**WRITTEN PROBLEM 1**
In the transactions problem, how should the result table be ordered?

**DOCUMENT TEXT**
>> Begin

Write a solution to find the third transaction (if they have at least three transactions) of every user, where the spending on the preceding two transactions is lower than the spending on the third transaction.
Return the result table by user_id in ascending order.
The result format is in the following example.
Example 1:
Input: Transactions table: +---------+--------+---------------------+ | user_id | spend | transaction_date | +---------+--------+---------------------+ | 1 | 65.56 | 2023-11-18 13:49:42 | | 1 | 96.0 | 2023-11-30 02:47:26 | | 1 | 7.44 | 2023-11-02 12:15:23 | | 1 | 49.78 | 2023-11-12 00:13:46 | | 2 | 40.89 | 2023-11-21 04:39:15 | | 2 | 100.44 | 2023-11-20 07:39:34 | | 3 | 37.33 | 2023-11-03 06:22:02 | | 3 | 13.89 | 2023-11-11 16:00:14 | | 3 | 7.0 | 2023-11-29 22:32:36 | +---------+--------+---------------------+ Output +---------+-------------------------+------------------------+ | user_id | third_transaction_spend | third_transaction_date | +---------+-------------------------+------------------------+ | 1 | 65.56 | 2023-11-18 13:49:42 | +---------+-------------------------+------------------------+ Explanation - For user_id 1, their third transaction occurred on 2023-11-18 at 13:49:42 with an amount of $65.56, surpassing the expenditures of the previous two transactions which were $7.44 on 2023-11-02 at 12:15:23 and $49.78 on 2023-11-12 at 00:13:46. Thus, this third transaction will be included in the output table. - user_id 2 only has a total of 2 transactions, so there isn't a third transaction to consider. - For user_id 3, the amount of $7.0 for their third transaction is less than that of the preceding two transactions, so it won't be included. Output table is ordered by user_id in ascending order.

>> End

**DATA**

>> Begin

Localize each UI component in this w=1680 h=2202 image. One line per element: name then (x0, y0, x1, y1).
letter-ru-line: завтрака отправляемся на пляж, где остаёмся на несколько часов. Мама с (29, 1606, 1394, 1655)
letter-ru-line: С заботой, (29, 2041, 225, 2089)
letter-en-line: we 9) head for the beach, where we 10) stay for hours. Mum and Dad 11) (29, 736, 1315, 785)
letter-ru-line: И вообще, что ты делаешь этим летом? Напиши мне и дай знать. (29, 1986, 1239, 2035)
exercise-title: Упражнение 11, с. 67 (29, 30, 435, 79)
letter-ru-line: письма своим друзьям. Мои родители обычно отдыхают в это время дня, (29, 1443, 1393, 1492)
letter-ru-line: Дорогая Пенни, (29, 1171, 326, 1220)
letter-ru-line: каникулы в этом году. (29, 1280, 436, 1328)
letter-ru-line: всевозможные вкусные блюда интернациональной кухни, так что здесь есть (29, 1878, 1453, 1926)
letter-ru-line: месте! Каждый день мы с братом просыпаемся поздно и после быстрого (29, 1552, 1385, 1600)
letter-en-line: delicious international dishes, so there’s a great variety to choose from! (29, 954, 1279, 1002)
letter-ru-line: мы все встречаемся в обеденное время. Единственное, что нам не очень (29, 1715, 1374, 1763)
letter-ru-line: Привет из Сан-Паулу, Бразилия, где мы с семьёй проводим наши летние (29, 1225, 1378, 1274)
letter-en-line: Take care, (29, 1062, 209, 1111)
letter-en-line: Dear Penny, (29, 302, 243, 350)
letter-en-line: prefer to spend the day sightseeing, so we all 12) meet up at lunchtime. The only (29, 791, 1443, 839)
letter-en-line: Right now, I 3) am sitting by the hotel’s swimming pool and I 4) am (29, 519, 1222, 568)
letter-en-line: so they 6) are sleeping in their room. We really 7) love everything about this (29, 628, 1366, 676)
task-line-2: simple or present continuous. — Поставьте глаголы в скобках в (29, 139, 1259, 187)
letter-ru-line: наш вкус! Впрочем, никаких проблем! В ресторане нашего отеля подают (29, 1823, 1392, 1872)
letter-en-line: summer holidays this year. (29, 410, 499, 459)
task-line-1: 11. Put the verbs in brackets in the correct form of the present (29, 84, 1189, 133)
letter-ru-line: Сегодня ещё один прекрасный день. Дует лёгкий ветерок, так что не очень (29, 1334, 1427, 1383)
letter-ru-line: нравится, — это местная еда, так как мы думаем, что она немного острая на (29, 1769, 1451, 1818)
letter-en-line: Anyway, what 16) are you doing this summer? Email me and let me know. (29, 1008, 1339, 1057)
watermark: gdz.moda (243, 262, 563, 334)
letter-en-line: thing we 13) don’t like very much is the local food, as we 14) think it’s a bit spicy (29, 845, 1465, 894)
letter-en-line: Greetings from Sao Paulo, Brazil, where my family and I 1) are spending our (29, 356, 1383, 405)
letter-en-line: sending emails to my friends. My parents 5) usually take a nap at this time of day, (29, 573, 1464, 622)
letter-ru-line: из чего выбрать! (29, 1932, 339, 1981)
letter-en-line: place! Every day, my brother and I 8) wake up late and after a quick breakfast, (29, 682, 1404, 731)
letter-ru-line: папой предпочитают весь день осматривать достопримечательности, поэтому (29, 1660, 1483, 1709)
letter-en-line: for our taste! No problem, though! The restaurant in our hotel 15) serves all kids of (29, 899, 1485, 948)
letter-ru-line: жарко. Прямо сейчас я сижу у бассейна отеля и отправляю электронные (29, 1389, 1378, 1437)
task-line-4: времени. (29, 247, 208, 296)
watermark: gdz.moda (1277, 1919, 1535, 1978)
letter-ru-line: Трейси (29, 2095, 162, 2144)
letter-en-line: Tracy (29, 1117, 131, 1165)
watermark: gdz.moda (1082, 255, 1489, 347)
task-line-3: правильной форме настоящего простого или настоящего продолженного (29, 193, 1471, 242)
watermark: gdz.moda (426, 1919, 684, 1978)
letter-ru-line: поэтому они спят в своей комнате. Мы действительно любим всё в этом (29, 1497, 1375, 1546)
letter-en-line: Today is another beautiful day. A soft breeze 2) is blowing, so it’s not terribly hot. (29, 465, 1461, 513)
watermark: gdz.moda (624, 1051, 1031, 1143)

>> End

**WRITTEN PROBLEM 2**
Copy the listing word for word, from its first line through the line that contains "letter-en-line: Take care, (29, 1062, 209, 1111)", including both of those lines.

**TASK OUTPUT 1**
By user_id in ascending order.

**TASK OUTPUT 2**
Localize each UI component in this w=1680 h=2202 image. One line per element: name then (x0, y0, x1, y1).
letter-ru-line: завтрака отправляемся на пляж, где остаёмся на несколько часов. Мама с (29, 1606, 1394, 1655)
letter-ru-line: С заботой, (29, 2041, 225, 2089)
letter-en-line: we 9) head for the beach, where we 10) stay for hours. Mum and Dad 11) (29, 736, 1315, 785)
letter-ru-line: И вообще, что ты делаешь этим летом? Напиши мне и дай знать. (29, 1986, 1239, 2035)
exercise-title: Упражнение 11, с. 67 (29, 30, 435, 79)
letter-ru-line: письма своим друзьям. Мои родители обычно отдыхают в это время дня, (29, 1443, 1393, 1492)
letter-ru-line: Дорогая Пенни, (29, 1171, 326, 1220)
letter-ru-line: каникулы в этом году. (29, 1280, 436, 1328)
letter-ru-line: всевозможные вкусные блюда интернациональной кухни, так что здесь есть (29, 1878, 1453, 1926)
letter-ru-line: месте! Каждый день мы с братом просыпаемся поздно и после быстрого (29, 1552, 1385, 1600)
letter-en-line: delicious international dishes, so there’s a great variety to choose from! (29, 954, 1279, 1002)
letter-ru-line: мы все встречаемся в обеденное время. Единственное, что нам не очень (29, 1715, 1374, 1763)
letter-ru-line: Привет из Сан-Паулу, Бразилия, где мы с семьёй проводим наши летние (29, 1225, 1378, 1274)
letter-en-line: Take care, (29, 1062, 209, 1111)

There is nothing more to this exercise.